> _To be done_
Reproduce all of the data below line for line, leaving out the pictures.

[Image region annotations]
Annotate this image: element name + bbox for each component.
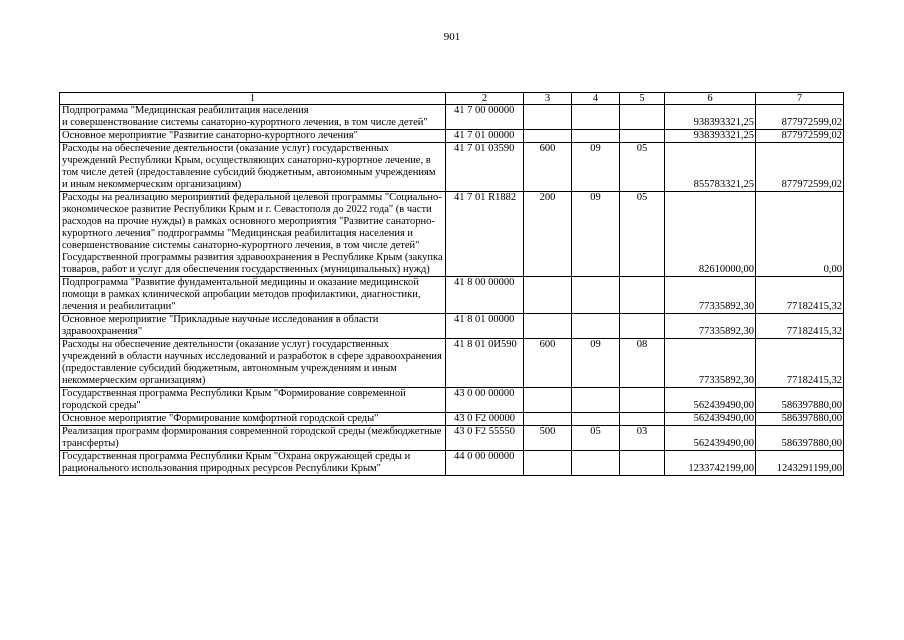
name-cell: Основное мероприятие "Прикладные научные исследования в области здравоохранения" — [60, 314, 446, 339]
section-cell: 09 — [572, 192, 620, 277]
subsection-cell — [620, 130, 665, 143]
amount-cell-1: 77335892,30 — [665, 314, 756, 339]
section-cell: 05 — [572, 426, 620, 451]
table-row — [60, 143, 844, 192]
amount-cell-1: 562439490,00 — [665, 388, 756, 413]
expense-type-cell — [524, 130, 572, 143]
table-row — [60, 426, 844, 451]
code-cell: 41 8 01 0И590 — [446, 339, 524, 388]
code-cell: 41 7 01 R1882 — [446, 192, 524, 277]
subsection-cell — [620, 277, 665, 314]
subsection-cell — [620, 451, 665, 476]
section-cell — [572, 388, 620, 413]
expense-type-cell: 500 — [524, 426, 572, 451]
section-cell — [572, 413, 620, 426]
budget-table — [59, 92, 844, 476]
amount-cell-2: 77182415,32 — [756, 314, 844, 339]
code-cell: 43 0 00 00000 — [446, 388, 524, 413]
amount-cell-2: 0,00 — [756, 192, 844, 277]
code-cell: 41 7 00 00000 — [446, 105, 524, 130]
code-cell: 43 0 F2 00000 — [446, 413, 524, 426]
amount-cell-2: 77182415,32 — [756, 277, 844, 314]
amount-cell-1: 77335892,30 — [665, 339, 756, 388]
amount-cell-2: 586397880,00 — [756, 413, 844, 426]
name-cell: Подпрограмма "Развитие фундаментальной медицины и оказание медицинской помощи в рамках клинической апробации методов профилактики, диагностики, лечения и реабилитации" — [60, 277, 446, 314]
name-cell: Расходы на реализацию мероприятий федеральной целевой программы "Социально-экономическое развитие Республики Крым и г. Севастополя до 2022 года" (в части расходов на прочие нужды) в рамках основного мероприятия "Развитие санаторно-курортного лечения" подпрограммы "Медицинская реабилитация населения и совершенствование системы санаторно-курортного лечения, в том числе детей" Государственной программы развития здравоохранения в Республике Крым (закупка товаров, работ и услуг для обеспечения государственных (муниципальных) нужд) — [60, 192, 446, 277]
expense-type-cell: 200 — [524, 192, 572, 277]
amount-cell-2: 877972599,02 — [756, 105, 844, 130]
table-row — [60, 277, 844, 314]
expense-type-cell — [524, 105, 572, 130]
amount-cell-1: 855783321,25 — [665, 143, 756, 192]
name-cell: Расходы на обеспечение деятельности (оказание услуг) государственных учреждений Республики Крым, осуществляющих санаторно-курортное лечение, в том числе детей (предоставление субсидий бюджетным, автономным учреждениям и иным некоммерческим организациям) — [60, 143, 446, 192]
header-cell: 6 — [665, 93, 756, 105]
table-row — [60, 314, 844, 339]
header-cell: 5 — [620, 93, 665, 105]
amount-cell-2: 77182415,32 — [756, 339, 844, 388]
header-cell: 3 — [524, 93, 572, 105]
name-cell: Расходы на обеспечение деятельности (оказание услуг) государственных учреждений в области научных исследований и разработок в сфере здравоохранения (предоставление субсидий бюджетным, автономным учреждениям и иным некоммерческим организациям) — [60, 339, 446, 388]
amount-cell-1: 562439490,00 — [665, 413, 756, 426]
table-row — [60, 192, 844, 277]
subsection-cell — [620, 413, 665, 426]
amount-cell-1: 77335892,30 — [665, 277, 756, 314]
amount-cell-2: 877972599,02 — [756, 130, 844, 143]
expense-type-cell — [524, 413, 572, 426]
name-cell: Основное мероприятие "Формирование комфортной городской среды" — [60, 413, 446, 426]
code-cell: 41 8 00 00000 — [446, 277, 524, 314]
amount-cell-2: 586397880,00 — [756, 426, 844, 451]
section-cell — [572, 130, 620, 143]
expense-type-cell — [524, 314, 572, 339]
expense-type-cell: 600 — [524, 143, 572, 192]
table-row — [60, 413, 844, 426]
section-cell — [572, 451, 620, 476]
table-row — [60, 388, 844, 413]
subsection-cell: 08 — [620, 339, 665, 388]
section-cell — [572, 277, 620, 314]
code-cell: 41 7 01 00000 — [446, 130, 524, 143]
header-cell: 7 — [756, 93, 844, 105]
code-cell: 41 7 01 03590 — [446, 143, 524, 192]
amount-cell-2: 586397880,00 — [756, 388, 844, 413]
name-cell: Государственная программа Республики Крым "Формирование современной городской среды" — [60, 388, 446, 413]
amount-cell-1: 938393321,25 — [665, 105, 756, 130]
amount-cell-1: 562439490,00 — [665, 426, 756, 451]
amount-cell-2: 1243291199,00 — [756, 451, 844, 476]
subsection-cell: 05 — [620, 143, 665, 192]
expense-type-cell — [524, 388, 572, 413]
section-cell: 09 — [572, 339, 620, 388]
amount-cell-1: 1233742199,00 — [665, 451, 756, 476]
table-header-row — [60, 93, 844, 105]
amount-cell-1: 82610000,00 — [665, 192, 756, 277]
section-cell — [572, 105, 620, 130]
subsection-cell — [620, 388, 665, 413]
subsection-cell: 05 — [620, 192, 665, 277]
subsection-cell — [620, 314, 665, 339]
section-cell — [572, 314, 620, 339]
code-cell: 41 8 01 00000 — [446, 314, 524, 339]
name-cell: Основное мероприятие "Развитие санаторно-курортного лечения" — [60, 130, 446, 143]
name-cell: Государственная программа Республики Крым "Охрана окружающей среды и рационального использования природных ресурсов Республики Крым" — [60, 451, 446, 476]
subsection-cell: 03 — [620, 426, 665, 451]
expense-type-cell: 600 — [524, 339, 572, 388]
table-row — [60, 130, 844, 143]
header-cell: 4 — [572, 93, 620, 105]
code-cell: 44 0 00 00000 — [446, 451, 524, 476]
name-cell: Реализация программ формирования современной городской среды (межбюджетные трансферты) — [60, 426, 446, 451]
table-row — [60, 451, 844, 476]
amount-cell-1: 938393321,25 — [665, 130, 756, 143]
subsection-cell — [620, 105, 665, 130]
code-cell: 43 0 F2 55550 — [446, 426, 524, 451]
page-number: 901 — [443, 31, 461, 43]
section-cell: 09 — [572, 143, 620, 192]
table-row — [60, 105, 844, 130]
expense-type-cell — [524, 277, 572, 314]
header-cell: 1 — [60, 93, 446, 105]
name-cell: Подпрограмма "Медицинская реабилитация населения и совершенствование системы санаторно-курортного лечения, в том числе детей" — [60, 105, 446, 130]
expense-type-cell — [524, 451, 572, 476]
header-cell: 2 — [446, 93, 524, 105]
table-row — [60, 339, 844, 388]
amount-cell-2: 877972599,02 — [756, 143, 844, 192]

> _Output_
Annotate this image: element name + bbox for each component.
name-cell: Основное мероприятие "Прикладные научные исследования в области здравоохранения" — [60, 314, 446, 339]
section-cell: 09 — [572, 192, 620, 277]
subsection-cell — [620, 130, 665, 143]
amount-cell-1: 77335892,30 — [665, 314, 756, 339]
section-cell: 05 — [572, 426, 620, 451]
table-row — [60, 143, 844, 192]
amount-cell-1: 562439490,00 — [665, 388, 756, 413]
expense-type-cell — [524, 130, 572, 143]
table-row — [60, 426, 844, 451]
code-cell: 41 8 01 0И590 — [446, 339, 524, 388]
code-cell: 41 7 01 R1882 — [446, 192, 524, 277]
subsection-cell — [620, 277, 665, 314]
subsection-cell — [620, 451, 665, 476]
section-cell — [572, 388, 620, 413]
expense-type-cell: 500 — [524, 426, 572, 451]
section-cell — [572, 413, 620, 426]
budget-table — [59, 92, 844, 476]
amount-cell-2: 77182415,32 — [756, 314, 844, 339]
code-cell: 43 0 00 00000 — [446, 388, 524, 413]
amount-cell-2: 0,00 — [756, 192, 844, 277]
code-cell: 41 7 00 00000 — [446, 105, 524, 130]
code-cell: 43 0 F2 00000 — [446, 413, 524, 426]
amount-cell-2: 77182415,32 — [756, 277, 844, 314]
amount-cell-1: 77335892,30 — [665, 339, 756, 388]
amount-cell-2: 586397880,00 — [756, 413, 844, 426]
name-cell: Подпрограмма "Развитие фундаментальной медицины и оказание медицинской помощи в рамках клинической апробации методов профилактики, диагностики, лечения и реабилитации" — [60, 277, 446, 314]
name-cell: Расходы на реализацию мероприятий федеральной целевой программы "Социально-экономическое развитие Республики Крым и г. Севастополя до 2022 года" (в части расходов на прочие нужды) в рамках основного мероприятия "Развитие санаторно-курортного лечения" подпрограммы "Медицинская реабилитация населения и совершенствование системы санаторно-курортного лечения, в том числе детей" Государственной программы развития здравоохранения в Республике Крым (закупка товаров, работ и услуг для обеспечения государственных (муниципальных) нужд) — [60, 192, 446, 277]
expense-type-cell: 200 — [524, 192, 572, 277]
amount-cell-2: 877972599,02 — [756, 105, 844, 130]
table-row — [60, 277, 844, 314]
expense-type-cell — [524, 105, 572, 130]
amount-cell-1: 855783321,25 — [665, 143, 756, 192]
name-cell: Расходы на обеспечение деятельности (оказание услуг) государственных учреждений Республики Крым, осуществляющих санаторно-курортное лечение, в том числе детей (предоставление субсидий бюджетным, автономным учреждениям и иным некоммерческим организациям) — [60, 143, 446, 192]
header-cell: 6 — [665, 93, 756, 105]
table-row — [60, 314, 844, 339]
header-cell: 5 — [620, 93, 665, 105]
amount-cell-2: 77182415,32 — [756, 339, 844, 388]
header-cell: 3 — [524, 93, 572, 105]
name-cell: Расходы на обеспечение деятельности (оказание услуг) государственных учреждений в области научных исследований и разработок в сфере здравоохранения (предоставление субсидий бюджетным, автономным учреждениям и иным некоммерческим организациям) — [60, 339, 446, 388]
amount-cell-1: 562439490,00 — [665, 413, 756, 426]
table-row — [60, 192, 844, 277]
subsection-cell — [620, 413, 665, 426]
amount-cell-1: 77335892,30 — [665, 277, 756, 314]
amount-cell-2: 877972599,02 — [756, 130, 844, 143]
expense-type-cell — [524, 413, 572, 426]
name-cell: Основное мероприятие "Формирование комфортной городской среды" — [60, 413, 446, 426]
code-cell: 41 8 00 00000 — [446, 277, 524, 314]
amount-cell-2: 586397880,00 — [756, 426, 844, 451]
section-cell — [572, 130, 620, 143]
expense-type-cell — [524, 314, 572, 339]
expense-type-cell: 600 — [524, 143, 572, 192]
table-row — [60, 413, 844, 426]
section-cell — [572, 451, 620, 476]
table-row — [60, 388, 844, 413]
subsection-cell: 08 — [620, 339, 665, 388]
section-cell — [572, 277, 620, 314]
code-cell: 41 7 01 00000 — [446, 130, 524, 143]
header-cell: 7 — [756, 93, 844, 105]
code-cell: 41 7 01 03590 — [446, 143, 524, 192]
amount-cell-2: 586397880,00 — [756, 388, 844, 413]
name-cell: Государственная программа Республики Крым "Формирование современной городской среды" — [60, 388, 446, 413]
amount-cell-1: 938393321,25 — [665, 105, 756, 130]
amount-cell-1: 562439490,00 — [665, 426, 756, 451]
amount-cell-2: 1243291199,00 — [756, 451, 844, 476]
subsection-cell: 05 — [620, 143, 665, 192]
expense-type-cell — [524, 388, 572, 413]
section-cell: 09 — [572, 339, 620, 388]
amount-cell-1: 1233742199,00 — [665, 451, 756, 476]
table-header-row — [60, 93, 844, 105]
amount-cell-1: 82610000,00 — [665, 192, 756, 277]
section-cell — [572, 105, 620, 130]
subsection-cell — [620, 388, 665, 413]
subsection-cell: 05 — [620, 192, 665, 277]
subsection-cell — [620, 314, 665, 339]
section-cell — [572, 314, 620, 339]
code-cell: 41 8 01 00000 — [446, 314, 524, 339]
name-cell: Основное мероприятие "Развитие санаторно-курортного лечения" — [60, 130, 446, 143]
name-cell: Государственная программа Республики Крым "Охрана окружающей среды и рационального использования природных ресурсов Республики Крым" — [60, 451, 446, 476]
subsection-cell: 03 — [620, 426, 665, 451]
expense-type-cell: 600 — [524, 339, 572, 388]
table-row — [60, 130, 844, 143]
header-cell: 4 — [572, 93, 620, 105]
code-cell: 44 0 00 00000 — [446, 451, 524, 476]
name-cell: Реализация программ формирования современной городской среды (межбюджетные трансферты) — [60, 426, 446, 451]
table-row — [60, 451, 844, 476]
amount-cell-1: 938393321,25 — [665, 130, 756, 143]
subsection-cell — [620, 105, 665, 130]
code-cell: 43 0 F2 55550 — [446, 426, 524, 451]
page-number: 901 — [443, 31, 461, 43]
section-cell: 09 — [572, 143, 620, 192]
table-row — [60, 105, 844, 130]
expense-type-cell — [524, 277, 572, 314]
header-cell: 1 — [60, 93, 446, 105]
name-cell: Подпрограмма "Медицинская реабилитация населения и совершенствование системы санаторно-курортного лечения, в том числе детей" — [60, 105, 446, 130]
expense-type-cell — [524, 451, 572, 476]
header-cell: 2 — [446, 93, 524, 105]
table-row — [60, 339, 844, 388]
amount-cell-2: 877972599,02 — [756, 143, 844, 192]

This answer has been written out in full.